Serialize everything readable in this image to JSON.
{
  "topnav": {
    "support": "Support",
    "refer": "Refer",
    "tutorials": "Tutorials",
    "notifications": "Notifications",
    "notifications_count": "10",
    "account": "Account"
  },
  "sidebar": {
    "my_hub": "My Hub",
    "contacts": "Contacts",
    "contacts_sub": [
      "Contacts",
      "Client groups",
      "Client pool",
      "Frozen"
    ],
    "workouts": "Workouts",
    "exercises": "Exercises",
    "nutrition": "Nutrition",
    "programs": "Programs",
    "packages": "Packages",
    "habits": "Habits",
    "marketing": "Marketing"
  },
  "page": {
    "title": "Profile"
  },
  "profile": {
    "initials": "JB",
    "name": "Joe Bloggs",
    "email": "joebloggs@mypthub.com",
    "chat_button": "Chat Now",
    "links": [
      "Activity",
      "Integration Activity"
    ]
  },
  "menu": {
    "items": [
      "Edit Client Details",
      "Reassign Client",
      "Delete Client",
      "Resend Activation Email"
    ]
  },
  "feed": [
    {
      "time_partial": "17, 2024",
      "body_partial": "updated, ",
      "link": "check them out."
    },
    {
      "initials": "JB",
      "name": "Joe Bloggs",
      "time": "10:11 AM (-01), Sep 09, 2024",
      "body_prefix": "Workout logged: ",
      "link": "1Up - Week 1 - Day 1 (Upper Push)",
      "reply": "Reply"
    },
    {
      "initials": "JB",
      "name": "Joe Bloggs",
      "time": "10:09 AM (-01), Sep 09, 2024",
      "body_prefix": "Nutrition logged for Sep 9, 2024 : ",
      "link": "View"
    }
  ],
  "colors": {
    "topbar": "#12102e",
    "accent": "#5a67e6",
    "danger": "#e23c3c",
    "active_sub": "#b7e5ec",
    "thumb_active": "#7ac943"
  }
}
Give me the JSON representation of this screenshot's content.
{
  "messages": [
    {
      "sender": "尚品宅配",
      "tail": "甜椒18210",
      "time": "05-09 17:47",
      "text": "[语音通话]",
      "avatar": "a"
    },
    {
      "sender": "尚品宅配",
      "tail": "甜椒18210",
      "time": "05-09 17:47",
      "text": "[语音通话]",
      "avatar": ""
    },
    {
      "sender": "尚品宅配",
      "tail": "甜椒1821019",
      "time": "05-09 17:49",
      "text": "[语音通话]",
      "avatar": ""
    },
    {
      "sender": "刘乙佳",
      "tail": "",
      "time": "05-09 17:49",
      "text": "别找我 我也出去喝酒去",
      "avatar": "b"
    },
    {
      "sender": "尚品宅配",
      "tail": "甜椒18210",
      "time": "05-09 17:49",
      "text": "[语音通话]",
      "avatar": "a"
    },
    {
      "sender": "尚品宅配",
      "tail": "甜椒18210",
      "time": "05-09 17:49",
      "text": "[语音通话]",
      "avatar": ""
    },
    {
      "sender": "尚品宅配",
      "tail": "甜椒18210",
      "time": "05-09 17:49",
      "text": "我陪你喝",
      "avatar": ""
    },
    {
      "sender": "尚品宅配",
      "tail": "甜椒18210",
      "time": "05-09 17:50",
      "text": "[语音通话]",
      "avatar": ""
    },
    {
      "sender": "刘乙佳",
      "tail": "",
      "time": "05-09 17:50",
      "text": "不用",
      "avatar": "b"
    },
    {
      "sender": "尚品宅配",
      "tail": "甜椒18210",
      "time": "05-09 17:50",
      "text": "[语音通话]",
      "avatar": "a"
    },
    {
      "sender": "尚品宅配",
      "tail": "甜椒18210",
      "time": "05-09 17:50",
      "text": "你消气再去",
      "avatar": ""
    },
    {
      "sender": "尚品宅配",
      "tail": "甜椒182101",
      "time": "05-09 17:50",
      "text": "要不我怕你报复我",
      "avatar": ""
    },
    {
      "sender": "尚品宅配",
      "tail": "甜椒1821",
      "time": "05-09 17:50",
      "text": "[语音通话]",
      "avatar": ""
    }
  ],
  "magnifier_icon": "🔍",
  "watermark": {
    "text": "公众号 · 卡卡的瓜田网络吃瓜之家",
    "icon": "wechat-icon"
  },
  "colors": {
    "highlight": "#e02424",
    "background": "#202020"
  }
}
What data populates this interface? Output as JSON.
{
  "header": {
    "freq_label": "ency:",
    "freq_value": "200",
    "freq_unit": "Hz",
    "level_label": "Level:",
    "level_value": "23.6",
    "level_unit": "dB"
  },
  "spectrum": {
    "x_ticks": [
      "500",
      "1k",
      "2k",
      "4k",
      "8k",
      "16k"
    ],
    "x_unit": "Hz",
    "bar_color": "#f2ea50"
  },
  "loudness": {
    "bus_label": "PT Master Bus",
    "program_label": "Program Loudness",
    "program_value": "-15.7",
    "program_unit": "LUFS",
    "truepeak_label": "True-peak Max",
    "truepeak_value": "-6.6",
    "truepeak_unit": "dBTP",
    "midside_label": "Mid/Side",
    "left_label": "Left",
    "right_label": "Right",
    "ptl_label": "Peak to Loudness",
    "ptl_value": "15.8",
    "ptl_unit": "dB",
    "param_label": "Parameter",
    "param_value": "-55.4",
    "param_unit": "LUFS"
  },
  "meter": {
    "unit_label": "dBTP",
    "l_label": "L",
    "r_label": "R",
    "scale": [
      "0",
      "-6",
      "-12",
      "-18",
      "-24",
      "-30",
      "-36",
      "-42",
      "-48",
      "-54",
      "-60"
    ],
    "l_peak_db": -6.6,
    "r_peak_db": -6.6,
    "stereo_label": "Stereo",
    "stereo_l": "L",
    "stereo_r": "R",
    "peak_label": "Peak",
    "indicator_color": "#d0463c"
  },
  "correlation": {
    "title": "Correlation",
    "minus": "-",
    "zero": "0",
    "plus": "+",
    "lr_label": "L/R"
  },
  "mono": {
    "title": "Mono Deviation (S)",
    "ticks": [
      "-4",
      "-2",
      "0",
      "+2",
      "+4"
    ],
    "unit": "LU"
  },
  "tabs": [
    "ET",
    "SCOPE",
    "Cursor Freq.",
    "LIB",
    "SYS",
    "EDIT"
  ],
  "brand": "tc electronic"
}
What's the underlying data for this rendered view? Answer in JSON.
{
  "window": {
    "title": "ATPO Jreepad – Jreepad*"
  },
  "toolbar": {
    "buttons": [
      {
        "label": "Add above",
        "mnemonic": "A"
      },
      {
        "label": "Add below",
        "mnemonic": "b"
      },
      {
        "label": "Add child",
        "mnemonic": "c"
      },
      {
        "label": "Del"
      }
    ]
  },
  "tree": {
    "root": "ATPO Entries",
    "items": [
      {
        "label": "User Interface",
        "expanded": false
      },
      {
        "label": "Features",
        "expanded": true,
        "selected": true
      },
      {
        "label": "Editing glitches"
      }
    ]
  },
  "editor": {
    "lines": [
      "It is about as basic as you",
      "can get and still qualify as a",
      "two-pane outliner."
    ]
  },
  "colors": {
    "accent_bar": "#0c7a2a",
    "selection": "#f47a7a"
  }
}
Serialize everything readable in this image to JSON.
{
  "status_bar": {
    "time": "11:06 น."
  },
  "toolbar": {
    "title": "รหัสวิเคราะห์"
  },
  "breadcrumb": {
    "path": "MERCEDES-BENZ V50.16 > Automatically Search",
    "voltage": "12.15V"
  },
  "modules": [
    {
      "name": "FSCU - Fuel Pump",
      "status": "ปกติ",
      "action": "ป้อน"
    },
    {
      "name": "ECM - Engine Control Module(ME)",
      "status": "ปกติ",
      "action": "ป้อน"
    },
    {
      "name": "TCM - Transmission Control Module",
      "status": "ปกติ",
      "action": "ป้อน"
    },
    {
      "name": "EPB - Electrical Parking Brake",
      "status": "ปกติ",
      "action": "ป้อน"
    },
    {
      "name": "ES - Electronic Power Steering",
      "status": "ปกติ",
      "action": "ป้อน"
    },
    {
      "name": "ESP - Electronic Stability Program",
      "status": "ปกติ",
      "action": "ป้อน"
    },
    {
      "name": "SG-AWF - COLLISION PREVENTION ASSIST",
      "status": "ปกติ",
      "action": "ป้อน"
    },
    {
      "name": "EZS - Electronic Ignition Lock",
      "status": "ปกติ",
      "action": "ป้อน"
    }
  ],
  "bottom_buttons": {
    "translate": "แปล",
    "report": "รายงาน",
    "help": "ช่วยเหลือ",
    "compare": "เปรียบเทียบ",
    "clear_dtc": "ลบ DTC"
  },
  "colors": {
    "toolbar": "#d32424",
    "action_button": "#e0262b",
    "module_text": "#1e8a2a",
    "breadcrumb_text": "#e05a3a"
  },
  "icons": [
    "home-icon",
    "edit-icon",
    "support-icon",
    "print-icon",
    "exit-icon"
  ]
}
=======
Pull every line holding "this" out of the records.

Answer to the task:
Serialize everything readable in this image to JSON.
Give me the JSON representation of this screenshot's content.
What data populates this interface? Output as JSON.
What's the underlying data for this rendered view? Answer in JSON.
Serialize everything readable in this image to JSON.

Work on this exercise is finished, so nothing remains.